What you need to do:
Leave out the pictures; transcribe all else exactly.

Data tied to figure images
┌────────
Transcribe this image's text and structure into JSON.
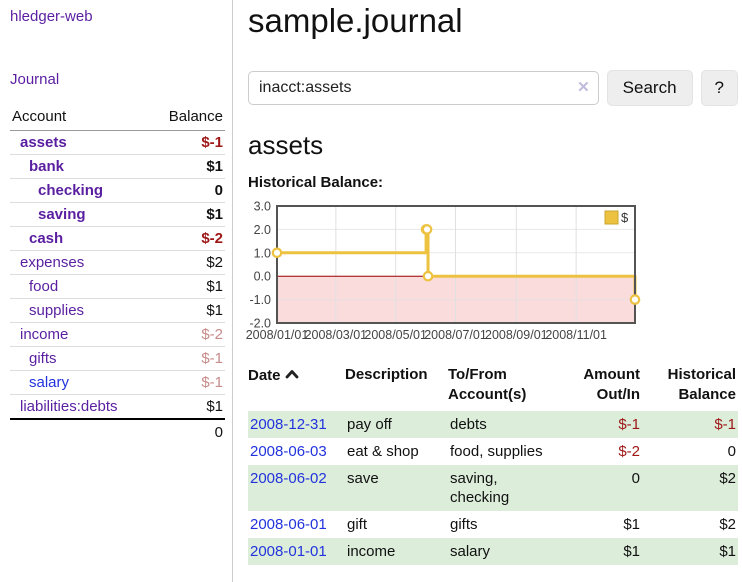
{
  "sidebar": {
    "app_title": "hledger-web",
    "journal_label": "Journal",
    "table_headers": {
      "account": "Account",
      "balance": "Balance"
    },
    "accounts": [
      {
        "name": "assets",
        "indent": 1,
        "bold": true,
        "color": "purple",
        "balance": "$-1",
        "balance_style": "neg-strong"
      },
      {
        "name": "bank",
        "indent": 2,
        "bold": true,
        "color": "purple",
        "balance": "$1",
        "balance_style": "pos"
      },
      {
        "name": "checking",
        "indent": 3,
        "bold": true,
        "color": "purple",
        "balance": "0",
        "balance_style": "pos"
      },
      {
        "name": "saving",
        "indent": 3,
        "bold": true,
        "color": "purple",
        "balance": "$1",
        "balance_style": "pos"
      },
      {
        "name": "cash",
        "indent": 2,
        "bold": true,
        "color": "purple",
        "balance": "$-2",
        "balance_style": "neg-strong"
      },
      {
        "name": "expenses",
        "indent": 1,
        "bold": false,
        "color": "purple",
        "balance": "$2",
        "balance_style": "pos"
      },
      {
        "name": "food",
        "indent": 2,
        "bold": false,
        "color": "purple",
        "balance": "$1",
        "balance_style": "pos"
      },
      {
        "name": "supplies",
        "indent": 2,
        "bold": false,
        "color": "purple",
        "balance": "$1",
        "balance_style": "pos"
      },
      {
        "name": "income",
        "indent": 1,
        "bold": false,
        "color": "purple",
        "balance": "$-2",
        "balance_style": "neg-light"
      },
      {
        "name": "gifts",
        "indent": 2,
        "bold": false,
        "color": "purple",
        "balance": "$-1",
        "balance_style": "neg-light"
      },
      {
        "name": "salary",
        "indent": 2,
        "bold": false,
        "color": "blue",
        "balance": "$-1",
        "balance_style": "neg-light"
      },
      {
        "name": "liabilities:debts",
        "indent": 1,
        "bold": false,
        "color": "purple",
        "balance": "$1",
        "balance_style": "pos"
      }
    ],
    "total": "0"
  },
  "header": {
    "title": "sample.journal"
  },
  "search": {
    "value": "inacct:assets",
    "clear_label": "✕",
    "button_label": "Search",
    "help_label": "?"
  },
  "main": {
    "account_heading": "assets",
    "chart_title": "Historical Balance:"
  },
  "chart_data": {
    "type": "line",
    "mode": "steps",
    "title": "Historical Balance:",
    "series": [
      {
        "name": "$",
        "color": "#edc240",
        "points": [
          [
            "2008-01-01",
            1
          ],
          [
            "2008-06-01",
            2
          ],
          [
            "2008-06-02",
            2
          ],
          [
            "2008-06-03",
            0
          ],
          [
            "2008-12-31",
            -1
          ]
        ]
      }
    ],
    "ylim": [
      -2,
      3
    ],
    "yticks": [
      3,
      2,
      1,
      0,
      -1,
      -2
    ],
    "xticks": [
      "2008/01/01",
      "2008/03/01",
      "2008/05/01",
      "2008/07/01",
      "2008/09/01",
      "2008/11/01"
    ],
    "grid": true,
    "legend_position": "top-right",
    "negative_region_fill": "#fbdcdc",
    "zero_line_color": "#a00000",
    "border_color": "#545454"
  },
  "register": {
    "headers": {
      "date": "Date",
      "description": "Description",
      "accounts": "To/From Account(s)",
      "amount": "Amount Out/In",
      "balance": "Historical Balance"
    },
    "rows": [
      {
        "date": "2008-12-31",
        "description": "pay off",
        "accounts": "debts",
        "amount": "$-1",
        "amount_style": "neg-strong",
        "balance": "$-1",
        "balance_style": "neg-strong",
        "shaded": true
      },
      {
        "date": "2008-06-03",
        "description": "eat & shop",
        "accounts": "food, supplies",
        "amount": "$-2",
        "amount_style": "neg-strong",
        "balance": "0",
        "balance_style": "pos",
        "shaded": false
      },
      {
        "date": "2008-06-02",
        "description": "save",
        "accounts": "saving, checking",
        "amount": "0",
        "amount_style": "pos",
        "balance": "$2",
        "balance_style": "pos",
        "shaded": true
      },
      {
        "date": "2008-06-01",
        "description": "gift",
        "accounts": "gifts",
        "amount": "$1",
        "amount_style": "pos",
        "balance": "$2",
        "balance_style": "pos",
        "shaded": false
      },
      {
        "date": "2008-01-01",
        "description": "income",
        "accounts": "salary",
        "amount": "$1",
        "amount_style": "pos",
        "balance": "$1",
        "balance_style": "pos",
        "shaded": true
      }
    ]
  }
}
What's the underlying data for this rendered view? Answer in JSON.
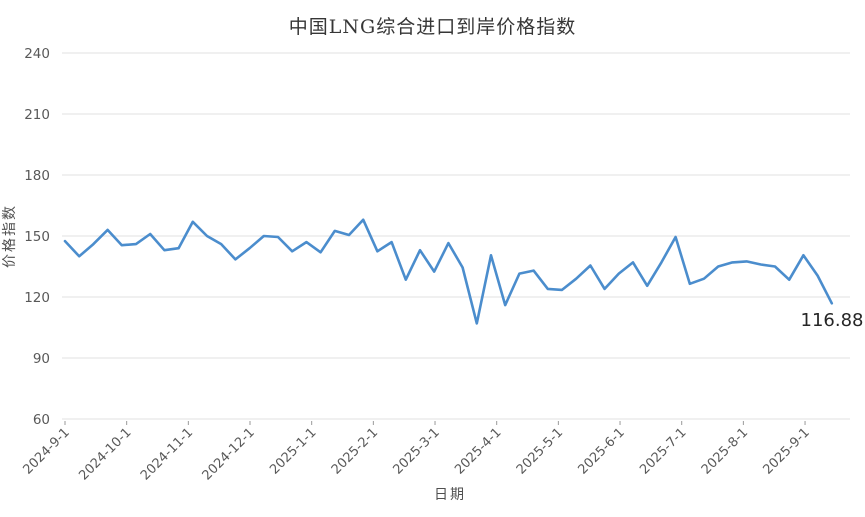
{
  "colors": {
    "line": "#4b8dcd",
    "grid": "#e8e8e8",
    "axis_tick": "#9a9a9a",
    "tick_label": "#595959",
    "title_text": "#363636",
    "annotation_text": "#262626",
    "background": "#ffffff"
  },
  "chart_data": {
    "type": "line",
    "title": "中国LNG综合进口到岸价格指数",
    "xlabel": "日期",
    "ylabel": "价格指数",
    "ylim": [
      60,
      240
    ],
    "y_ticks": [
      240,
      210,
      180,
      150,
      120,
      90,
      60
    ],
    "x_tick_labels": [
      "2024-9-1",
      "2024-10-1",
      "2024-11-1",
      "2024-12-1",
      "2025-1-1",
      "2025-2-1",
      "2025-3-1",
      "2025-4-1",
      "2025-5-1",
      "2025-6-1",
      "2025-7-1",
      "2025-8-1",
      "2025-9-1"
    ],
    "grid": "horizontal-only",
    "legend": "none",
    "annotation": {
      "text": "116.88",
      "value": 116.88,
      "position": "last-point"
    },
    "series": [
      {
        "name": "中国LNG综合进口到岸价格指数",
        "values": [
          147.5,
          140,
          146,
          153,
          145.5,
          146,
          151,
          143,
          144,
          157,
          150,
          146,
          138.5,
          144,
          150,
          149.5,
          142.5,
          147,
          142,
          152.5,
          150.5,
          158,
          142.5,
          147,
          128.5,
          143,
          132.5,
          146.5,
          134.5,
          107,
          140.5,
          116,
          131.5,
          133,
          124,
          123.5,
          129,
          135.5,
          124,
          131.5,
          137,
          125.5,
          137,
          149.5,
          126.5,
          129,
          135,
          137,
          137.5,
          136,
          135,
          128.5,
          140.5,
          130.5,
          116.88
        ]
      }
    ]
  }
}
└────────
Final result:
Transcribe this image's text and structure into JSON.
{
  "sidebar": {
    "app_title": "hledger-web",
    "journal_label": "Journal",
    "table_headers": {
      "account": "Account",
      "balance": "Balance"
    },
    "accounts": [
      {
        "name": "assets",
        "indent": 1,
        "bold": true,
        "color": "purple",
        "balance": "$-1",
        "balance_style": "neg-strong"
      },
      {
        "name": "bank",
        "indent": 2,
        "bold": true,
        "color": "purple",
        "balance": "$1",
        "balance_style": "pos"
      },
      {
        "name": "checking",
        "indent": 3,
        "bold": true,
        "color": "purple",
        "balance": "0",
        "balance_style": "pos"
      },
      {
        "name": "saving",
        "indent": 3,
        "bold": true,
        "color": "purple",
        "balance": "$1",
        "balance_style": "pos"
      },
      {
        "name": "cash",
        "indent": 2,
        "bold": true,
        "color": "purple",
        "balance": "$-2",
        "balance_style": "neg-strong"
      },
      {
        "name": "expenses",
        "indent": 1,
        "bold": false,
        "color": "purple",
        "balance": "$2",
        "balance_style": "pos"
      },
      {
        "name": "food",
        "indent": 2,
        "bold": false,
        "color": "purple",
        "balance": "$1",
        "balance_style": "pos"
      },
      {
        "name": "supplies",
        "indent": 2,
        "bold": false,
        "color": "purple",
        "balance": "$1",
        "balance_style": "pos"
      },
      {
        "name": "income",
        "indent": 1,
        "bold": false,
        "color": "purple",
        "balance": "$-2",
        "balance_style": "neg-light"
      },
      {
        "name": "gifts",
        "indent": 2,
        "bold": false,
        "color": "purple",
        "balance": "$-1",
        "balance_style": "neg-light"
      },
      {
        "name": "salary",
        "indent": 2,
        "bold": false,
        "color": "blue",
        "balance": "$-1",
        "balance_style": "neg-light"
      },
      {
        "name": "liabilities:debts",
        "indent": 1,
        "bold": false,
        "color": "purple",
        "balance": "$1",
        "balance_style": "pos"
      }
    ],
    "total": "0"
  },
  "header": {
    "title": "sample.journal"
  },
  "search": {
    "value": "inacct:assets",
    "clear_label": "✕",
    "button_label": "Search",
    "help_label": "?"
  },
  "main": {
    "account_heading": "assets",
    "chart_title": "Historical Balance:"
  },
  "chart_data": {
    "type": "line",
    "mode": "steps",
    "title": "Historical Balance:",
    "series": [
      {
        "name": "$",
        "color": "#edc240",
        "points": [
          [
            "2008-01-01",
            1
          ],
          [
            "2008-06-01",
            2
          ],
          [
            "2008-06-02",
            2
          ],
          [
            "2008-06-03",
            0
          ],
          [
            "2008-12-31",
            -1
          ]
        ]
      }
    ],
    "ylim": [
      -2,
      3
    ],
    "yticks": [
      3,
      2,
      1,
      0,
      -1,
      -2
    ],
    "xticks": [
      "2008/01/01",
      "2008/03/01",
      "2008/05/01",
      "2008/07/01",
      "2008/09/01",
      "2008/11/01"
    ],
    "grid": true,
    "legend_position": "top-right",
    "negative_region_fill": "#fbdcdc",
    "zero_line_color": "#a00000",
    "border_color": "#545454"
  },
  "register": {
    "headers": {
      "date": "Date",
      "description": "Description",
      "accounts": "To/From Account(s)",
      "amount": "Amount Out/In",
      "balance": "Historical Balance"
    },
    "rows": [
      {
        "date": "2008-12-31",
        "description": "pay off",
        "accounts": "debts",
        "amount": "$-1",
        "amount_style": "neg-strong",
        "balance": "$-1",
        "balance_style": "neg-strong",
        "shaded": true
      },
      {
        "date": "2008-06-03",
        "description": "eat & shop",
        "accounts": "food, supplies",
        "amount": "$-2",
        "amount_style": "neg-strong",
        "balance": "0",
        "balance_style": "pos",
        "shaded": false
      },
      {
        "date": "2008-06-02",
        "description": "save",
        "accounts": "saving, checking",
        "amount": "0",
        "amount_style": "pos",
        "balance": "$2",
        "balance_style": "pos",
        "shaded": true
      },
      {
        "date": "2008-06-01",
        "description": "gift",
        "accounts": "gifts",
        "amount": "$1",
        "amount_style": "pos",
        "balance": "$2",
        "balance_style": "pos",
        "shaded": false
      },
      {
        "date": "2008-01-01",
        "description": "income",
        "accounts": "salary",
        "amount": "$1",
        "amount_style": "pos",
        "balance": "$1",
        "balance_style": "pos",
        "shaded": true
      }
    ]
  }
}
What's the underlying data for this rendered view? Answer in JSON.
{
  "colors": {
    "line": "#4b8dcd",
    "grid": "#e8e8e8",
    "axis_tick": "#9a9a9a",
    "tick_label": "#595959",
    "title_text": "#363636",
    "annotation_text": "#262626",
    "background": "#ffffff"
  },
  "chart_data": {
    "type": "line",
    "title": "中国LNG综合进口到岸价格指数",
    "xlabel": "日期",
    "ylabel": "价格指数",
    "ylim": [
      60,
      240
    ],
    "y_ticks": [
      240,
      210,
      180,
      150,
      120,
      90,
      60
    ],
    "x_tick_labels": [
      "2024-9-1",
      "2024-10-1",
      "2024-11-1",
      "2024-12-1",
      "2025-1-1",
      "2025-2-1",
      "2025-3-1",
      "2025-4-1",
      "2025-5-1",
      "2025-6-1",
      "2025-7-1",
      "2025-8-1",
      "2025-9-1"
    ],
    "grid": "horizontal-only",
    "legend": "none",
    "annotation": {
      "text": "116.88",
      "value": 116.88,
      "position": "last-point"
    },
    "series": [
      {
        "name": "中国LNG综合进口到岸价格指数",
        "values": [
          147.5,
          140,
          146,
          153,
          145.5,
          146,
          151,
          143,
          144,
          157,
          150,
          146,
          138.5,
          144,
          150,
          149.5,
          142.5,
          147,
          142,
          152.5,
          150.5,
          158,
          142.5,
          147,
          128.5,
          143,
          132.5,
          146.5,
          134.5,
          107,
          140.5,
          116,
          131.5,
          133,
          124,
          123.5,
          129,
          135.5,
          124,
          131.5,
          137,
          125.5,
          137,
          149.5,
          126.5,
          129,
          135,
          137,
          137.5,
          136,
          135,
          128.5,
          140.5,
          130.5,
          116.88
        ]
      }
    ]
  }
}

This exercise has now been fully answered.